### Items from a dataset
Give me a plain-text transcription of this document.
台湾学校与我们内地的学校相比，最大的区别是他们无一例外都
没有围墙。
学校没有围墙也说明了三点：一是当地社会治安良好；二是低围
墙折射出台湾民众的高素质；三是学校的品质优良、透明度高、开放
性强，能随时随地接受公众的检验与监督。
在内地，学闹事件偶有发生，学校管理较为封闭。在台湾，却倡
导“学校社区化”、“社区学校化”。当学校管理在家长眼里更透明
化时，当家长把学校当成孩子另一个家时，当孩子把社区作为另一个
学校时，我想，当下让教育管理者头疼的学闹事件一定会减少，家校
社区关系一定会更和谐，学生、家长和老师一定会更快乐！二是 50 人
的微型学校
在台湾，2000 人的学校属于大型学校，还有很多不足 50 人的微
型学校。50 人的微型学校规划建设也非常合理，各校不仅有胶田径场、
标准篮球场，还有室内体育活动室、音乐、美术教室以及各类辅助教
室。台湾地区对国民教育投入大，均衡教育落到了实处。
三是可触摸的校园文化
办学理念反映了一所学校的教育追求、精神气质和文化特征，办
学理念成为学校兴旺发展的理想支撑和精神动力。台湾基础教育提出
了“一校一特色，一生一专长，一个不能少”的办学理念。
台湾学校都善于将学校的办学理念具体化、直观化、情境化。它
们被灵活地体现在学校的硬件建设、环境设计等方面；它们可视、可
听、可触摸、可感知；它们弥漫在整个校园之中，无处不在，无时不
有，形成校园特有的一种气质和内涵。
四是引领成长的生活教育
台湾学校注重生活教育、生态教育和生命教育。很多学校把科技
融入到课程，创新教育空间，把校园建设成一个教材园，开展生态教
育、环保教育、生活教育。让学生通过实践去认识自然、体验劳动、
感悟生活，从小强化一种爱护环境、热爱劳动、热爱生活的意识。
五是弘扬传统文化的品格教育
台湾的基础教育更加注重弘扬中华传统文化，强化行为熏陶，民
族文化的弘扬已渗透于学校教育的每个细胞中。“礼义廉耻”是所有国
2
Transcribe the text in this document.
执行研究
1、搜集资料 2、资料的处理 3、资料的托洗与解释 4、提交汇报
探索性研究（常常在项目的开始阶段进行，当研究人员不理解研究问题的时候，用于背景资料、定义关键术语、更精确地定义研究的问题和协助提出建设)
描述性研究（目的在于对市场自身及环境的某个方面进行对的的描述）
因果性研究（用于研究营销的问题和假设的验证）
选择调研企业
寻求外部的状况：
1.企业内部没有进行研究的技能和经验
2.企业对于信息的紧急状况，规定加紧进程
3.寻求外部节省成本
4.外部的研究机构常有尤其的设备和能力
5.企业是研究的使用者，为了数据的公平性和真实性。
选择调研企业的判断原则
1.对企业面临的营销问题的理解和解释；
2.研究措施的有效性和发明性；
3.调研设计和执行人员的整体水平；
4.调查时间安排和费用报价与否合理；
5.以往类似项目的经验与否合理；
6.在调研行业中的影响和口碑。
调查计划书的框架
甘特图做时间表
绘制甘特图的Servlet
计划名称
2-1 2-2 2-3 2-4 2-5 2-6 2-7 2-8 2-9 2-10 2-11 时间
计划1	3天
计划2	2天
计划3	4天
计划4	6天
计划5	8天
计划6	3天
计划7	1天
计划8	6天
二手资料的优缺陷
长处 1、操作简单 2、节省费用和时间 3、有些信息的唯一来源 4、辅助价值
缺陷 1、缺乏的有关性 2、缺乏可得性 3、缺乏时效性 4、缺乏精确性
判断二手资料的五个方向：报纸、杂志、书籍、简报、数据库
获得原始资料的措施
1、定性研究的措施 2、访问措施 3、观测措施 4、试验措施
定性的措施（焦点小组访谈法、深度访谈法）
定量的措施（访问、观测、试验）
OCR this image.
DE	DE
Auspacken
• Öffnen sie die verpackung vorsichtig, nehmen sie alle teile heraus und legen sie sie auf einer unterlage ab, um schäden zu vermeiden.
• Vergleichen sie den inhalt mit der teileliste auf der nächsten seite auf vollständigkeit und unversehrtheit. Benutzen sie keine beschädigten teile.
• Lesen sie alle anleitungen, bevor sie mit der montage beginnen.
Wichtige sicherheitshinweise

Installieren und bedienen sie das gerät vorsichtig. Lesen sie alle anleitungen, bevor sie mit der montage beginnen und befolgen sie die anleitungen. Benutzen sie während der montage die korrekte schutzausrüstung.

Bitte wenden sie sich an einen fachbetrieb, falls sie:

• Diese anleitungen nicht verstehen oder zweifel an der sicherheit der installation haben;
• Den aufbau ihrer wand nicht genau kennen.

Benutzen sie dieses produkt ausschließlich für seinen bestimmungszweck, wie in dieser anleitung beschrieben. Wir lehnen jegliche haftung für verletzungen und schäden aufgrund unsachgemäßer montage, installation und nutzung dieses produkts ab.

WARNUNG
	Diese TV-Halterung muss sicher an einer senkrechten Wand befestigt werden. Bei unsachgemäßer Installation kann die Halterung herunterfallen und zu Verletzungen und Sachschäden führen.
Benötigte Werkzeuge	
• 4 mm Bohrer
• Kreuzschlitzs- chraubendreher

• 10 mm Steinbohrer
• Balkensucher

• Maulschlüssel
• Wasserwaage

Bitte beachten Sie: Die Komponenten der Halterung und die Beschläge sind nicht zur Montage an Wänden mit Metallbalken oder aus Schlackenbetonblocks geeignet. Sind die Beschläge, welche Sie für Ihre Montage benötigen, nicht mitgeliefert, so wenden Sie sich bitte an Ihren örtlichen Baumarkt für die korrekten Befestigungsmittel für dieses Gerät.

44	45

### Written problem
Set out every line from the material that contains the string "oder".

### Result below
• Diese anleitungen nicht verstehen oder zweifel an der sicherheit der installation haben;
Bitte beachten Sie: Die Komponenten der Halterung und die Beschläge sind nicht zur Montage an Wänden mit Metallbalken oder aus Schlackenbetonblocks geeignet. Sind die Beschläge, welche Sie für Ihre Montage benötigen, nicht mitgeliefert, so wenden Sie sich bitte an Ihren örtlichen Baumarkt für die korrekten Befestigungsmittel für dieses Gerät.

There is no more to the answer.